• Your goal
Which lines contain the word "vânzări"? Return each of them as written.

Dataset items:
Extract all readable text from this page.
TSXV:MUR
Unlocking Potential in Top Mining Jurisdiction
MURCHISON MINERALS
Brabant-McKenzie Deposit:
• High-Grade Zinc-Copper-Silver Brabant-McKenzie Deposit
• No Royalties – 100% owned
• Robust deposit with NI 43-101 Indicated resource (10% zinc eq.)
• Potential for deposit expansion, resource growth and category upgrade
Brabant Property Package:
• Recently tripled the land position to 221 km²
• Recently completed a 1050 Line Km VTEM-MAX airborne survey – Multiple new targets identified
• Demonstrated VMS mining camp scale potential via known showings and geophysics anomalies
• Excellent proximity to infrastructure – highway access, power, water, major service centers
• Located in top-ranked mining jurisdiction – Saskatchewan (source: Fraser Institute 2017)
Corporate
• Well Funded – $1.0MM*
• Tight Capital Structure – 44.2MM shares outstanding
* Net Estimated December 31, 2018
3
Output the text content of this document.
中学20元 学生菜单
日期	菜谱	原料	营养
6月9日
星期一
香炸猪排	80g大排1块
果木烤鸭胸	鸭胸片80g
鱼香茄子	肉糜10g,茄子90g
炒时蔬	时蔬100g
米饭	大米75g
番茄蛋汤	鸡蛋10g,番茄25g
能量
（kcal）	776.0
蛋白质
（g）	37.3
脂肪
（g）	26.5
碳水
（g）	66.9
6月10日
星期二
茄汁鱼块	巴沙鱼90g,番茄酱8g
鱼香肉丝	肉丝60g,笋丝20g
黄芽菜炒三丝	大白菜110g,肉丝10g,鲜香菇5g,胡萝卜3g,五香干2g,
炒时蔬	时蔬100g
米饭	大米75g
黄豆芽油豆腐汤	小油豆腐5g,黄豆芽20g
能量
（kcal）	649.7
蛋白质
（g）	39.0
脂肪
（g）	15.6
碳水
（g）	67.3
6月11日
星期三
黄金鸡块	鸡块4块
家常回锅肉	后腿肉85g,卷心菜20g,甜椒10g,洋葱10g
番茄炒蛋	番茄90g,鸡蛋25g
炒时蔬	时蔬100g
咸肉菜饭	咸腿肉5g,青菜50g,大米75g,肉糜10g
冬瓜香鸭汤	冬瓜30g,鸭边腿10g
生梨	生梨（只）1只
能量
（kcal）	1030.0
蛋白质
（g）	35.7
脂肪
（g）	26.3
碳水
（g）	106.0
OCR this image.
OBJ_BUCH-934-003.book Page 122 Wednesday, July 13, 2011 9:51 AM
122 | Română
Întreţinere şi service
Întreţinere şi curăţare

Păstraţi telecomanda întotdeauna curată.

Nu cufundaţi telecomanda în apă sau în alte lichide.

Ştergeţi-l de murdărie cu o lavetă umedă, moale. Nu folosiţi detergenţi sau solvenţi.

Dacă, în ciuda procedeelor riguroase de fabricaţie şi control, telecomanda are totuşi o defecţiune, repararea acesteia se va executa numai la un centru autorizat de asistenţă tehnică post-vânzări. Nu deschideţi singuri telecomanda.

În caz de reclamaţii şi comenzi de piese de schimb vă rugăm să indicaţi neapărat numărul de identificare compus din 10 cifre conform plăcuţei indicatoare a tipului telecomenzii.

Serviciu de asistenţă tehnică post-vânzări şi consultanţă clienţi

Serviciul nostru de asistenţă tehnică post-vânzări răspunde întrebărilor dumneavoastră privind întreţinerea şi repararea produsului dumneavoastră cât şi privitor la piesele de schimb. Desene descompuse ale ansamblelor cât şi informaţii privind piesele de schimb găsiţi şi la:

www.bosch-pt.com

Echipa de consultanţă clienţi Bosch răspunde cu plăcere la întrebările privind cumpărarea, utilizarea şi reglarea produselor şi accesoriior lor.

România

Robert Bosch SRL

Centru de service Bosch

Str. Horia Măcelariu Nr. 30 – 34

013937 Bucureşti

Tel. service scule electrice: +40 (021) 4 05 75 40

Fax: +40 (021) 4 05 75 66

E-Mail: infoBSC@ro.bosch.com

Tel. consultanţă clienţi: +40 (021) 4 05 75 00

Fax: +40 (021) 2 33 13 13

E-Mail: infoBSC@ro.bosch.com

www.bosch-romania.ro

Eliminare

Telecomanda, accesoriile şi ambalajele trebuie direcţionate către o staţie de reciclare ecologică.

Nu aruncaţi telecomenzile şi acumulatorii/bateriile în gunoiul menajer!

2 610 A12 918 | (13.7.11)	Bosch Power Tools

• Solution to this exercise
Dacă, în ciuda procedeelor riguroase de fabricaţie şi control, telecomanda are totuşi o defecţiune, repararea acesteia se va executa numai la un centru autorizat de asistenţă tehnică post-vânzări. Nu deschideţi singuri telecomanda.
Serviciu de asistenţă tehnică post-vânzări şi consultanţă clienţi
Serviciul nostru de asistenţă tehnică post-vânzări răspunde întrebărilor dumneavoastră privind întreţinerea şi repararea produsului dumneavoastră cât şi privitor la piesele de schimb. Desene descompuse ale ansamblelor cât şi informaţii privind piesele de schimb găsiţi şi la:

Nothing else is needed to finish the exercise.